Dataset rows:
════════

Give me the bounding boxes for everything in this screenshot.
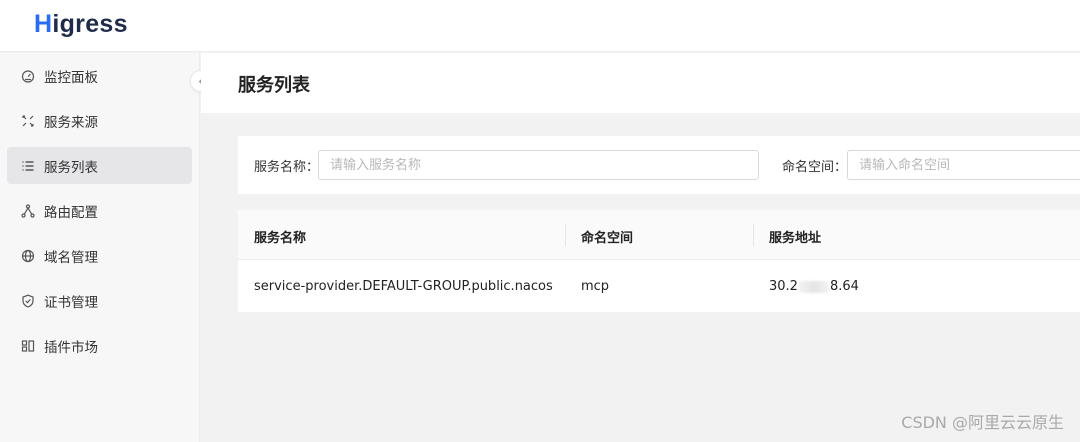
column-divider bbox=[753, 224, 754, 246]
sidebar-item-domain[interactable]: 域名管理 bbox=[7, 237, 192, 274]
logo-text: igress bbox=[52, 10, 128, 38]
source-icon bbox=[21, 114, 35, 128]
service-name-label: 服务名称： bbox=[254, 160, 320, 175]
table-header: 服务名称 命名空间 服务地址 bbox=[238, 210, 1080, 260]
table-row[interactable]: service-provider.DEFAULT-GROUP.public.na… bbox=[238, 261, 1080, 312]
dashboard-icon bbox=[21, 69, 35, 83]
sidebar-item-plugin-market[interactable]: 插件市场 bbox=[7, 327, 192, 364]
column-header-namespace[interactable]: 命名空间 bbox=[581, 227, 633, 246]
sidebar-item-certificate[interactable]: 证书管理 bbox=[7, 282, 192, 319]
shield-icon bbox=[21, 294, 35, 308]
page-header: 服务列表 bbox=[201, 53, 1080, 113]
column-header-service-name[interactable]: 服务名称 bbox=[254, 227, 306, 246]
column-header-address[interactable]: 服务地址 bbox=[769, 227, 821, 246]
column-divider bbox=[565, 224, 566, 246]
plugin-icon bbox=[21, 339, 35, 353]
address-start: 30.2 bbox=[769, 279, 798, 294]
sidebar-item-dashboard[interactable]: 监控面板 bbox=[7, 57, 192, 94]
page-title: 服务列表 bbox=[238, 75, 310, 96]
sidebar-item-route-config[interactable]: 路由配置 bbox=[7, 192, 192, 229]
sidebar: 监控面板 服务来源 服务列表 路由配置 域名管理 证书管理 插件市场 bbox=[0, 53, 200, 442]
sidebar-item-service-source[interactable]: 服务来源 bbox=[7, 102, 192, 139]
sidebar-item-label: 域名管理 bbox=[44, 249, 98, 266]
sidebar-item-service-list[interactable]: 服务列表 bbox=[7, 147, 192, 184]
address-end: 8.64 bbox=[829, 279, 859, 294]
sidebar-item-label: 监控面板 bbox=[44, 69, 98, 86]
cell-service-name: service-provider.DEFAULT-GROUP.public.na… bbox=[254, 279, 553, 294]
logo-initial: H bbox=[34, 10, 53, 38]
list-icon bbox=[21, 159, 35, 173]
cell-address: 30.2 8.64 bbox=[769, 279, 859, 294]
sidebar-item-label: 路由配置 bbox=[44, 204, 98, 221]
sidebar-item-label: 插件市场 bbox=[44, 339, 98, 356]
namespace-label: 命名空间： bbox=[782, 160, 848, 175]
cell-namespace: mcp bbox=[581, 279, 610, 294]
higress-logo[interactable]: Higress bbox=[34, 10, 128, 39]
route-icon bbox=[21, 203, 35, 218]
sidebar-item-label: 服务列表 bbox=[44, 159, 98, 176]
namespace-input[interactable] bbox=[847, 150, 1080, 180]
top-header: Higress bbox=[0, 0, 1080, 52]
globe-icon bbox=[21, 249, 35, 263]
service-table: 服务名称 命名空间 服务地址 service-provider.DEFAULT-… bbox=[238, 210, 1080, 312]
filter-panel: 服务名称： 命名空间： bbox=[238, 136, 1080, 194]
service-name-input[interactable] bbox=[318, 150, 759, 180]
watermark: CSDN @阿里云云原生 bbox=[901, 413, 1064, 432]
sidebar-item-label: 证书管理 bbox=[44, 294, 98, 311]
sidebar-item-label: 服务来源 bbox=[44, 114, 98, 131]
redacted-mask bbox=[798, 280, 829, 293]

════════

Show each line from the rows above that contains the word "list".

sidebar-item-service-list[interactable]: 服务列表 bbox=[7, 147, 192, 184]
list-icon bbox=[21, 159, 35, 173]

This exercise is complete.